- **MATERIAL FOR THIS EXERCISE**:
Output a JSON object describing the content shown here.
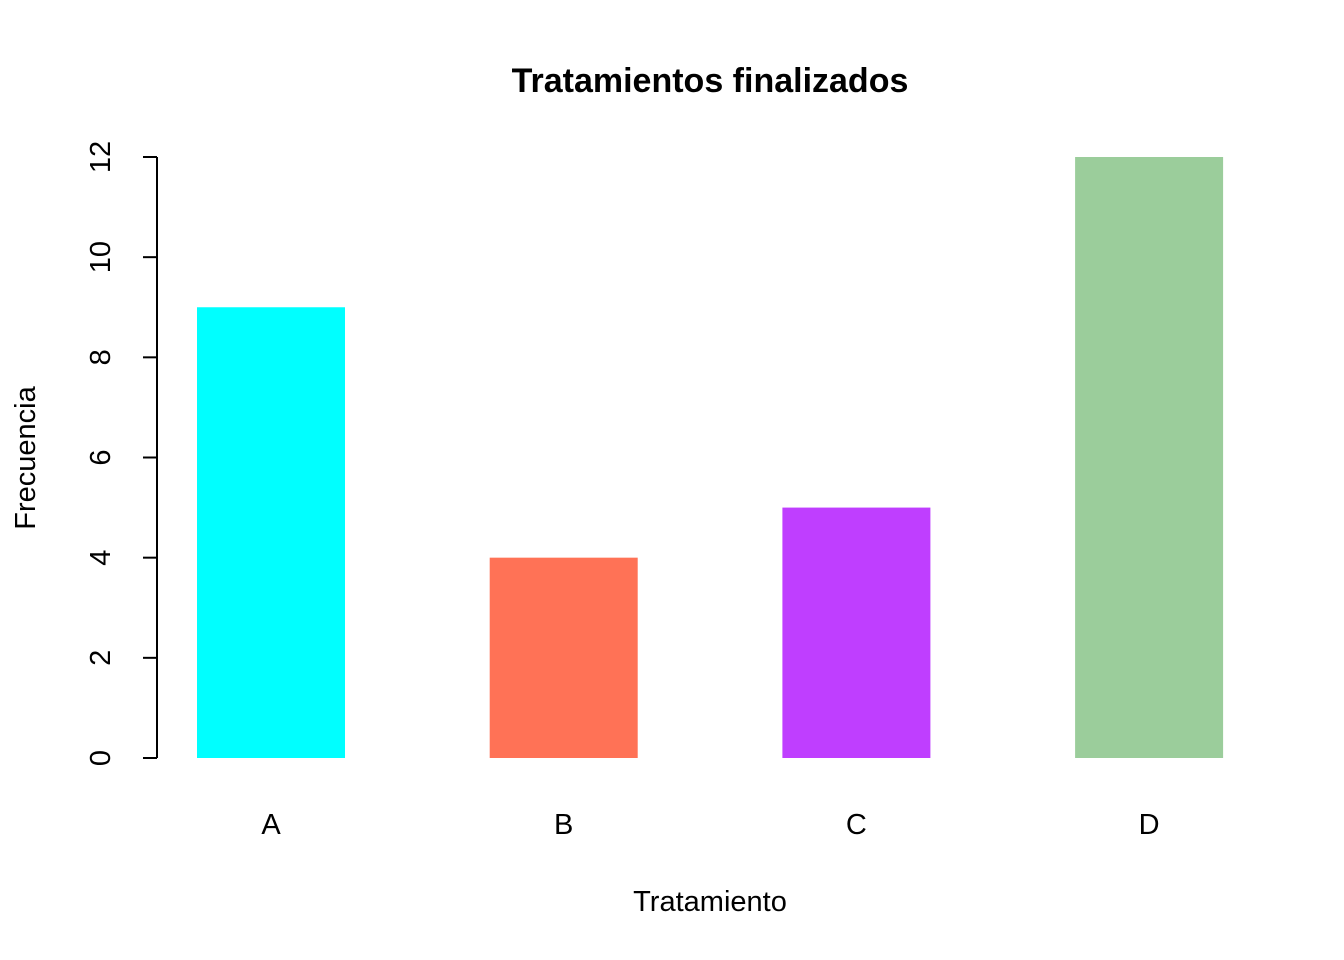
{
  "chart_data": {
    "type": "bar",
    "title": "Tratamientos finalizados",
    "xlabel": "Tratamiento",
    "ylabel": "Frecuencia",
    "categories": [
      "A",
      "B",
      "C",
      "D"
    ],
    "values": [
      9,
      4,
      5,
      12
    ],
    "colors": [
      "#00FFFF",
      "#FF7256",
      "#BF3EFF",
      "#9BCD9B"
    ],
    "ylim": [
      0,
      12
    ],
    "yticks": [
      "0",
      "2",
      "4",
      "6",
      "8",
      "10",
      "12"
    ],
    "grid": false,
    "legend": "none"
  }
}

- **PROBLEM TO SOLVE**: Set down all the entries exactly as they appear, but skip any pictures.

- **TASK RESPONSE**:
Output a JSON object describing the content shown here.
{
  "chart_data": {
    "type": "bar",
    "title": "Tratamientos finalizados",
    "xlabel": "Tratamiento",
    "ylabel": "Frecuencia",
    "categories": [
      "A",
      "B",
      "C",
      "D"
    ],
    "values": [
      9,
      4,
      5,
      12
    ],
    "colors": [
      "#00FFFF",
      "#FF7256",
      "#BF3EFF",
      "#9BCD9B"
    ],
    "ylim": [
      0,
      12
    ],
    "yticks": [
      "0",
      "2",
      "4",
      "6",
      "8",
      "10",
      "12"
    ],
    "grid": false,
    "legend": "none"
  }
}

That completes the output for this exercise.